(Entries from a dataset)
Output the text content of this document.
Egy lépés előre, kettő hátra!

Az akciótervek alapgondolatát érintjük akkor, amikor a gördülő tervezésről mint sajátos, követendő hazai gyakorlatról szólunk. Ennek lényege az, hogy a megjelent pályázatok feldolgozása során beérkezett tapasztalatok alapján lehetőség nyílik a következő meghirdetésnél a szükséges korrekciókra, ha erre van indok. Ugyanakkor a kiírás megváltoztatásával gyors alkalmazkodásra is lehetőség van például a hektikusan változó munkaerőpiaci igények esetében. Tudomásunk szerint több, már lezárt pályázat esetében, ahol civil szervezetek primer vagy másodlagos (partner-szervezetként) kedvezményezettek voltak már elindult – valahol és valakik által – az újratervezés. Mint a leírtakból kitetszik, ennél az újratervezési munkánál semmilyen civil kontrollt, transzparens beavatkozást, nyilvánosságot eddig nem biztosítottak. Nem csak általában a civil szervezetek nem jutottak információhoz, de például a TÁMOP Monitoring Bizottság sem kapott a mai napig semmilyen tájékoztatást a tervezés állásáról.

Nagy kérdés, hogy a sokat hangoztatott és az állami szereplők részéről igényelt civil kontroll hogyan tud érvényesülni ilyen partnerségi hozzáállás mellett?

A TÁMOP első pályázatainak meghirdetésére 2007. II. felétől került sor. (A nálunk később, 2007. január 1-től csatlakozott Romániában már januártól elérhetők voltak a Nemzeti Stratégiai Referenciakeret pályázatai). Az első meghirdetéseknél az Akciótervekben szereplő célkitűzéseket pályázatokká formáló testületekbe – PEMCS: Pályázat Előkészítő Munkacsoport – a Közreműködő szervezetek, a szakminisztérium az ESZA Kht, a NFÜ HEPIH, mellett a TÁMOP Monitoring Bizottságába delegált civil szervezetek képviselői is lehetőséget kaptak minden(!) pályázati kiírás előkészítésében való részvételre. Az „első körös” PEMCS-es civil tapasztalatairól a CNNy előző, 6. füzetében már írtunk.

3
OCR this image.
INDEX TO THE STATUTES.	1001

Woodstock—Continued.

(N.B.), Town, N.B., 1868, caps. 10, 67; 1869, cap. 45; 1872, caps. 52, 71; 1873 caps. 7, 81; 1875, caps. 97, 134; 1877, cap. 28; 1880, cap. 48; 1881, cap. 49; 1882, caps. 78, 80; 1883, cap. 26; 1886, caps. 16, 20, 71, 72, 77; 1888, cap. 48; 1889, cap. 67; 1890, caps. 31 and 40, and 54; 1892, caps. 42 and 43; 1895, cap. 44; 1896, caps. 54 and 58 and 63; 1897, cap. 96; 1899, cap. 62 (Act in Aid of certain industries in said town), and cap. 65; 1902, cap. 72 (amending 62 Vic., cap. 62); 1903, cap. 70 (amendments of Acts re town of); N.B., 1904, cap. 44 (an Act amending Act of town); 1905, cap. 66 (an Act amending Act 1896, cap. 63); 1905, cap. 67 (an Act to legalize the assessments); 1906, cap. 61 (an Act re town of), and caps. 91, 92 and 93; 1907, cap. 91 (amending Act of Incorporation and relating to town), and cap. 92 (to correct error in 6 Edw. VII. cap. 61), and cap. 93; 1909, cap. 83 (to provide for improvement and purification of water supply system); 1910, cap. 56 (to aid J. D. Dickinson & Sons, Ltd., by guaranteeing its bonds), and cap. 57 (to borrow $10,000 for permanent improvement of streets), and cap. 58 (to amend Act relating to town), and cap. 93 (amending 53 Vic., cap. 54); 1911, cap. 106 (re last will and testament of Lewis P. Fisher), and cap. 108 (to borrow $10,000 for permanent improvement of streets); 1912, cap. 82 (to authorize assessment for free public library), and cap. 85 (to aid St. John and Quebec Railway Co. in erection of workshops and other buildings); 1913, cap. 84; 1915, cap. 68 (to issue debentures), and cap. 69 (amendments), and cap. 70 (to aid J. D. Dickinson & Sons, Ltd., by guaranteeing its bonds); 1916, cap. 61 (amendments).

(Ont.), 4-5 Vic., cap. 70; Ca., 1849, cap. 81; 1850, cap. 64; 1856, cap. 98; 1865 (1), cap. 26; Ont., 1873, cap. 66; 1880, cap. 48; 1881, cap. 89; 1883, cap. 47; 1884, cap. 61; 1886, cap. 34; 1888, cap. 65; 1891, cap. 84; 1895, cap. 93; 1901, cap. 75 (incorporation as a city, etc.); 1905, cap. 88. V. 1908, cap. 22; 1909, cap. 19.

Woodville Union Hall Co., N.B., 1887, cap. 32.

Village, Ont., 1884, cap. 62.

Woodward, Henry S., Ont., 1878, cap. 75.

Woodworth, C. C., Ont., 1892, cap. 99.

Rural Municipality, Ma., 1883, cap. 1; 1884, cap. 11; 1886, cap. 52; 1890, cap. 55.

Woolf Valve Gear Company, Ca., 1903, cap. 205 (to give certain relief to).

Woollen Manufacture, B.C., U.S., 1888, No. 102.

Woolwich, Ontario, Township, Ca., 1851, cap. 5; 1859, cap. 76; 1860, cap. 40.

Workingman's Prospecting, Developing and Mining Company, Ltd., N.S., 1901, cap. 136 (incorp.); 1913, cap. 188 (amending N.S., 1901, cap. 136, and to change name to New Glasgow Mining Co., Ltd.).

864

[Set problem]
Restate the listing in full, word for word.

[Result of the exercise]
Output the text content of this document.
Egy lépés előre, kettő hátra!

Az akciótervek alapgondolatát érintjük akkor, amikor a gördülő tervezésről mint sajátos, követendő hazai gyakorlatról szólunk. Ennek lényege az, hogy a megjelent pályázatok feldolgozása során beérkezett tapasztalatok alapján lehetőség nyílik a következő meghirdetésnél a szükséges korrekciókra, ha erre van indok. Ugyanakkor a kiírás megváltoztatásával gyors alkalmazkodásra is lehetőség van például a hektikusan változó munkaerőpiaci igények esetében. Tudomásunk szerint több, már lezárt pályázat esetében, ahol civil szervezetek primer vagy másodlagos (partner-szervezetként) kedvezményezettek voltak már elindult – valahol és valakik által – az újratervezés. Mint a leírtakból kitetszik, ennél az újratervezési munkánál semmilyen civil kontrollt, transzparens beavatkozást, nyilvánosságot eddig nem biztosítottak. Nem csak általában a civil szervezetek nem jutottak információhoz, de például a TÁMOP Monitoring Bizottság sem kapott a mai napig semmilyen tájékoztatást a tervezés állásáról.

Nagy kérdés, hogy a sokat hangoztatott és az állami szereplők részéről igényelt civil kontroll hogyan tud érvényesülni ilyen partnerségi hozzáállás mellett?

A TÁMOP első pályázatainak meghirdetésére 2007. II. felétől került sor. (A nálunk később, 2007. január 1-től csatlakozott Romániában már januártól elérhetők voltak a Nemzeti Stratégiai Referenciakeret pályázatai). Az első meghirdetéseknél az Akciótervekben szereplő célkitűzéseket pályázatokká formáló testületekbe – PEMCS: Pályázat Előkészítő Munkacsoport – a Közreműködő szervezetek, a szakminisztérium az ESZA Kht, a NFÜ HEPIH, mellett a TÁMOP Monitoring Bizottságába delegált civil szervezetek képviselői is lehetőséget kaptak minden(!) pályázati kiírás előkészítésében való részvételre. Az „első körös” PEMCS-es civil tapasztalatairól a CNNy előző, 6. füzetében már írtunk.

3
OCR this image.
INDEX TO THE STATUTES.	1001

Woodstock—Continued.

(N.B.), Town, N.B., 1868, caps. 10, 67; 1869, cap. 45; 1872, caps. 52, 71; 1873 caps. 7, 81; 1875, caps. 97, 134; 1877, cap. 28; 1880, cap. 48; 1881, cap. 49; 1882, caps. 78, 80; 1883, cap. 26; 1886, caps. 16, 20, 71, 72, 77; 1888, cap. 48; 1889, cap. 67; 1890, caps. 31 and 40, and 54; 1892, caps. 42 and 43; 1895, cap. 44; 1896, caps. 54 and 58 and 63; 1897, cap. 96; 1899, cap. 62 (Act in Aid of certain industries in said town), and cap. 65; 1902, cap. 72 (amending 62 Vic., cap. 62); 1903, cap. 70 (amendments of Acts re town of); N.B., 1904, cap. 44 (an Act amending Act of town); 1905, cap. 66 (an Act amending Act 1896, cap. 63); 1905, cap. 67 (an Act to legalize the assessments); 1906, cap. 61 (an Act re town of), and caps. 91, 92 and 93; 1907, cap. 91 (amending Act of Incorporation and relating to town), and cap. 92 (to correct error in 6 Edw. VII. cap. 61), and cap. 93; 1909, cap. 83 (to provide for improvement and purification of water supply system); 1910, cap. 56 (to aid J. D. Dickinson & Sons, Ltd., by guaranteeing its bonds), and cap. 57 (to borrow $10,000 for permanent improvement of streets), and cap. 58 (to amend Act relating to town), and cap. 93 (amending 53 Vic., cap. 54); 1911, cap. 106 (re last will and testament of Lewis P. Fisher), and cap. 108 (to borrow $10,000 for permanent improvement of streets); 1912, cap. 82 (to authorize assessment for free public library), and cap. 85 (to aid St. John and Quebec Railway Co. in erection of workshops and other buildings); 1913, cap. 84; 1915, cap. 68 (to issue debentures), and cap. 69 (amendments), and cap. 70 (to aid J. D. Dickinson & Sons, Ltd., by guaranteeing its bonds); 1916, cap. 61 (amendments).

(Ont.), 4-5 Vic., cap. 70; Ca., 1849, cap. 81; 1850, cap. 64; 1856, cap. 98; 1865 (1), cap. 26; Ont., 1873, cap. 66; 1880, cap. 48; 1881, cap. 89; 1883, cap. 47; 1884, cap. 61; 1886, cap. 34; 1888, cap. 65; 1891, cap. 84; 1895, cap. 93; 1901, cap. 75 (incorporation as a city, etc.); 1905, cap. 88. V. 1908, cap. 22; 1909, cap. 19.

Woodville Union Hall Co., N.B., 1887, cap. 32.

Village, Ont., 1884, cap. 62.

Woodward, Henry S., Ont., 1878, cap. 75.

Woodworth, C. C., Ont., 1892, cap. 99.

Rural Municipality, Ma., 1883, cap. 1; 1884, cap. 11; 1886, cap. 52; 1890, cap. 55.

Woolf Valve Gear Company, Ca., 1903, cap. 205 (to give certain relief to).

Woollen Manufacture, B.C., U.S., 1888, No. 102.

Woolwich, Ontario, Township, Ca., 1851, cap. 5; 1859, cap. 76; 1860, cap. 40.

Workingman's Prospecting, Developing and Mining Company, Ltd., N.S., 1901, cap. 136 (incorp.); 1913, cap. 188 (amending N.S., 1901, cap. 136, and to change name to New Glasgow Mining Co., Ltd.).

864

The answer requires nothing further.